-- START OF Data for this exercise --
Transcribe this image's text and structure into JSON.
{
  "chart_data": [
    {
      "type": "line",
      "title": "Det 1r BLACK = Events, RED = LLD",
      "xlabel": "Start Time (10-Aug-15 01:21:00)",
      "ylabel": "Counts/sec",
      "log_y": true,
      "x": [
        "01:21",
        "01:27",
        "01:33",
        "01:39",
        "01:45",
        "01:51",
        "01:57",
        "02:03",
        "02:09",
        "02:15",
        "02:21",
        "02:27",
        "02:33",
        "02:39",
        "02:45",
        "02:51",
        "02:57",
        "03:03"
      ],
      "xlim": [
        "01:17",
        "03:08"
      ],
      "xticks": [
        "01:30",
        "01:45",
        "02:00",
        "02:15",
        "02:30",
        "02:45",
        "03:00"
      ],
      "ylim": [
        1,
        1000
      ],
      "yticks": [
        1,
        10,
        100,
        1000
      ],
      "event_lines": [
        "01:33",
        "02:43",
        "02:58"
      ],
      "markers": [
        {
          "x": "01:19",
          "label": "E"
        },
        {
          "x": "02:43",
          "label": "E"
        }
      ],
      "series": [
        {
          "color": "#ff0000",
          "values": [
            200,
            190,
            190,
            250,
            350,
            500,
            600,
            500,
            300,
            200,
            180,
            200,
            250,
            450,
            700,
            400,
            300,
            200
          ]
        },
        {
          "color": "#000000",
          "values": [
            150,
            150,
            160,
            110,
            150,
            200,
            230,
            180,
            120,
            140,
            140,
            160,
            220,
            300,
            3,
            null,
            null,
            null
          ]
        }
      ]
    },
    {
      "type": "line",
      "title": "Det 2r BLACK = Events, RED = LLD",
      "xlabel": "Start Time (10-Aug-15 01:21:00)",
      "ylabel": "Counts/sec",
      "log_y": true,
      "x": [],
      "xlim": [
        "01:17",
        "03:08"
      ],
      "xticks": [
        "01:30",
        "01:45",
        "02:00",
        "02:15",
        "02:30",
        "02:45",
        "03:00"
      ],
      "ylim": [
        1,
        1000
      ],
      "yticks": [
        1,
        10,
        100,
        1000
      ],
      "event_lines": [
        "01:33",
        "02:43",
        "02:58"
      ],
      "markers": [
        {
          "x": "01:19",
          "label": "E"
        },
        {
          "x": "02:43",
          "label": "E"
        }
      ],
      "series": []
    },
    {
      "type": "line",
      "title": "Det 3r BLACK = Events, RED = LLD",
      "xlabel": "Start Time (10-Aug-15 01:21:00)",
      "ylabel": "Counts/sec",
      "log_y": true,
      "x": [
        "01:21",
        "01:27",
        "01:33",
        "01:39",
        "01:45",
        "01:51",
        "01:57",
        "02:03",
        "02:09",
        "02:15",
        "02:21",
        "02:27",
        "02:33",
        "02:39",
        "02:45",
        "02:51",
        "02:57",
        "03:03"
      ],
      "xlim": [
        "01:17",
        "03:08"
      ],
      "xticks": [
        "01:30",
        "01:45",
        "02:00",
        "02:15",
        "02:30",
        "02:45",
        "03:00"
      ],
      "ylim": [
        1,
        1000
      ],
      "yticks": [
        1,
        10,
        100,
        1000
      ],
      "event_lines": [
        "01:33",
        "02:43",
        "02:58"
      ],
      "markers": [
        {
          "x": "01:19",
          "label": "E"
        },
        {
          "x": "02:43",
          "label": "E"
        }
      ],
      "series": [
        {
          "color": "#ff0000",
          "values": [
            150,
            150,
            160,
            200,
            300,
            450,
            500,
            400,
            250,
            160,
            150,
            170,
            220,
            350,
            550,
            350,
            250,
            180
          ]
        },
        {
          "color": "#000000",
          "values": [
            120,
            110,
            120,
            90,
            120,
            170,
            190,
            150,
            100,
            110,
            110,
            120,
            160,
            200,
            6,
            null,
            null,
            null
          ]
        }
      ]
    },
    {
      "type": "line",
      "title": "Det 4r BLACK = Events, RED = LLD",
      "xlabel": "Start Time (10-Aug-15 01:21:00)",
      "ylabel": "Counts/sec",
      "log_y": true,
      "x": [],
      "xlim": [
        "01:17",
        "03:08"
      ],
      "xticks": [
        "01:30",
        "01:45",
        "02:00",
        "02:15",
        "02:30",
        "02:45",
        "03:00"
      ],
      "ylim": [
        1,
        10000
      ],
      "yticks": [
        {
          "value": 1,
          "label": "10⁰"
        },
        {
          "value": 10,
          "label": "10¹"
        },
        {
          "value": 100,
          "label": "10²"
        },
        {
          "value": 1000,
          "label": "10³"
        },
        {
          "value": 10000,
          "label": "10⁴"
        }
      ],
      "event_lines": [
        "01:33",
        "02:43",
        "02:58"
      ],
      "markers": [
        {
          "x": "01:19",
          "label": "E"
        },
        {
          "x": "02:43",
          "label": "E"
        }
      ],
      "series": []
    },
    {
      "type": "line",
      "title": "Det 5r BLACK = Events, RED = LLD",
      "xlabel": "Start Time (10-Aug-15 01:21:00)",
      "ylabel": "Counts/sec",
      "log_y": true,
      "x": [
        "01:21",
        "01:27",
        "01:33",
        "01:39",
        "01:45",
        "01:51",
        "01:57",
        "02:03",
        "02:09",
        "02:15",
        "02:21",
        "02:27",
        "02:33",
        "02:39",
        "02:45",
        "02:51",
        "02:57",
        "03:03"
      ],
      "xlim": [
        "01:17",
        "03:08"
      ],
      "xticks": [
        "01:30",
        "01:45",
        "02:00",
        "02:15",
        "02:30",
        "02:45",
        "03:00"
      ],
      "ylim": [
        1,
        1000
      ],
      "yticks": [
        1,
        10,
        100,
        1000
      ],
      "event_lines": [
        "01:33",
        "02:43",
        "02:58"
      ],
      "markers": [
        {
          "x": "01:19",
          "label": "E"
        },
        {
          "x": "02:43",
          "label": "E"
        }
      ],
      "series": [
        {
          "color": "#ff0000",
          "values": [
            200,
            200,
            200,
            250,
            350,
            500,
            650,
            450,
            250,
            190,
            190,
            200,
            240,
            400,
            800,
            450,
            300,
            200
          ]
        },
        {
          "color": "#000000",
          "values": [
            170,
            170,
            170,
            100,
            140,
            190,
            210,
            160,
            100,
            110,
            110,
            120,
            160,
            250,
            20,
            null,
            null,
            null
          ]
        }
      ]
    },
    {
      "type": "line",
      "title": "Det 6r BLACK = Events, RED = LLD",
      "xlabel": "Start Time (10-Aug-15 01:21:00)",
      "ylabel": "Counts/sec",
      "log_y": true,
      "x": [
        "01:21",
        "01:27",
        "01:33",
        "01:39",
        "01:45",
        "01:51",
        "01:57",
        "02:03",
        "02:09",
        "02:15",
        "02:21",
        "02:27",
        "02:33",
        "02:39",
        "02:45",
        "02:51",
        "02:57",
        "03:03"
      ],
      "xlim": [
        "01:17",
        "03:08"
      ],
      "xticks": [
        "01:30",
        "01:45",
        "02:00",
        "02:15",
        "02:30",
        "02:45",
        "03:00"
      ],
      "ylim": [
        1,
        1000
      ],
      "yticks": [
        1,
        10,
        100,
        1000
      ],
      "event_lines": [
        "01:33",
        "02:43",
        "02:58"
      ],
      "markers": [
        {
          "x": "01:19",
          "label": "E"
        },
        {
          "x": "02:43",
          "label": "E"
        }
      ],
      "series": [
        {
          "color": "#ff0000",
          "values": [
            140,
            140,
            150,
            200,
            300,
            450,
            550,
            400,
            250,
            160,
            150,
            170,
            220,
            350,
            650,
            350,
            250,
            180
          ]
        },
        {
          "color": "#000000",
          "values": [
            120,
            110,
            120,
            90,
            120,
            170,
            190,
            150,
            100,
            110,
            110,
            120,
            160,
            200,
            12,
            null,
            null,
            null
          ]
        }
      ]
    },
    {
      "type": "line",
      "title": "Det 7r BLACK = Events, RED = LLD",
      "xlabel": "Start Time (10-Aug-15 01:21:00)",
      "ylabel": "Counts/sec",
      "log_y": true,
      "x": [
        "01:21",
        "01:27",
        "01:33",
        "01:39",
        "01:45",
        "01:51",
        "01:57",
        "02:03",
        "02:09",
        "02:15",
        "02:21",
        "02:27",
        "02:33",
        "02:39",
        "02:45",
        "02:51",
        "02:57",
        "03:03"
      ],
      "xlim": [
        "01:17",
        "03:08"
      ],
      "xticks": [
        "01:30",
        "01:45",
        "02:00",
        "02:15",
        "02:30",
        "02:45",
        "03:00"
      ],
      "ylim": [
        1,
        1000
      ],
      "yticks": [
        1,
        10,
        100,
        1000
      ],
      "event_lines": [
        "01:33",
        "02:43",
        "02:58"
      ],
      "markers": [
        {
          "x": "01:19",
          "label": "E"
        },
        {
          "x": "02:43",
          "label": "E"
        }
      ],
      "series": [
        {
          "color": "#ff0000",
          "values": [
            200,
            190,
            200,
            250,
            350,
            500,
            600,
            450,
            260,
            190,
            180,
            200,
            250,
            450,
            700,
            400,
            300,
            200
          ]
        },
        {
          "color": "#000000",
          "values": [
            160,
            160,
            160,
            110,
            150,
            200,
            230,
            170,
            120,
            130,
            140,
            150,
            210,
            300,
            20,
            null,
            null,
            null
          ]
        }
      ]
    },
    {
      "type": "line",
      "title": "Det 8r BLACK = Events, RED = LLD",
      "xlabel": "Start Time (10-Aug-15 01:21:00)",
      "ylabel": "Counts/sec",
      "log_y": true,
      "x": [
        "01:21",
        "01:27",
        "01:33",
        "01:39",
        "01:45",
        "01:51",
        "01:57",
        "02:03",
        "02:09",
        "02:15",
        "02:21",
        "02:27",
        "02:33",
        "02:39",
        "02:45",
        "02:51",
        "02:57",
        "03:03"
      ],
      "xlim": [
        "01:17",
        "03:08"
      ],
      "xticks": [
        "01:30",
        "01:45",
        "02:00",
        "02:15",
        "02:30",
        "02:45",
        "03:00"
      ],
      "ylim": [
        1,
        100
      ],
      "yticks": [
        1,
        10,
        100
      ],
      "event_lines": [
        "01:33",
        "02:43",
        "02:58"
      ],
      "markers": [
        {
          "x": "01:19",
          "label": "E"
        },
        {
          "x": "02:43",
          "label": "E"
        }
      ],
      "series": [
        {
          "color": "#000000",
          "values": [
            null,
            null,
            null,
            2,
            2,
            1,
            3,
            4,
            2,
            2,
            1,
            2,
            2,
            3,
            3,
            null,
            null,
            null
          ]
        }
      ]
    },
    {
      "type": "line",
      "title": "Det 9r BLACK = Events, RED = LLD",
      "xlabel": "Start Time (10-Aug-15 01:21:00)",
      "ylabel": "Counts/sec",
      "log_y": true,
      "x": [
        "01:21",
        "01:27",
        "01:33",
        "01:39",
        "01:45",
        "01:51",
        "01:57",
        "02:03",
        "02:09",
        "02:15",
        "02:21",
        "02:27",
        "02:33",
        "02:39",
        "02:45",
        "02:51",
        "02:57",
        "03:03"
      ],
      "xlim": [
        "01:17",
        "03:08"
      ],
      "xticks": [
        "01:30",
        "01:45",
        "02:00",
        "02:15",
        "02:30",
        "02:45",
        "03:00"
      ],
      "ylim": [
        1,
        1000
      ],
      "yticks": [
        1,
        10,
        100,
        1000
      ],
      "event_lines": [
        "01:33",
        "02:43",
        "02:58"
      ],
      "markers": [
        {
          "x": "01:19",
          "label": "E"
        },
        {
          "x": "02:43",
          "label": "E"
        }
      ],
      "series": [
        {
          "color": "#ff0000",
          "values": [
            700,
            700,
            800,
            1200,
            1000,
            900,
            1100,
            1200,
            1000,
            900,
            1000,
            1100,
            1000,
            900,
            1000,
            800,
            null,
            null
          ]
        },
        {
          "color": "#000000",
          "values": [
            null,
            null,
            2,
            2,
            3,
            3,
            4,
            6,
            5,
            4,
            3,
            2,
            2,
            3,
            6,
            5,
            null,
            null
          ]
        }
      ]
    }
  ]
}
-- END OF Data for this exercise --
Task description >> Extract from the material all lines containing the string "Events".

Problem solution >>
      "title": "Det 1r BLACK = Events, RED = LLD",
      "title": "Det 2r BLACK = Events, RED = LLD",
      "title": "Det 3r BLACK = Events, RED = LLD",
      "title": "Det 4r BLACK = Events, RED = LLD",
      "title": "Det 5r BLACK = Events, RED = LLD",
      "title": "Det 6r BLACK = Events, RED = LLD",
      "title": "Det 7r BLACK = Events, RED = LLD",
      "title": "Det 8r BLACK = Events, RED = LLD",
      "title": "Det 9r BLACK = Events, RED = LLD",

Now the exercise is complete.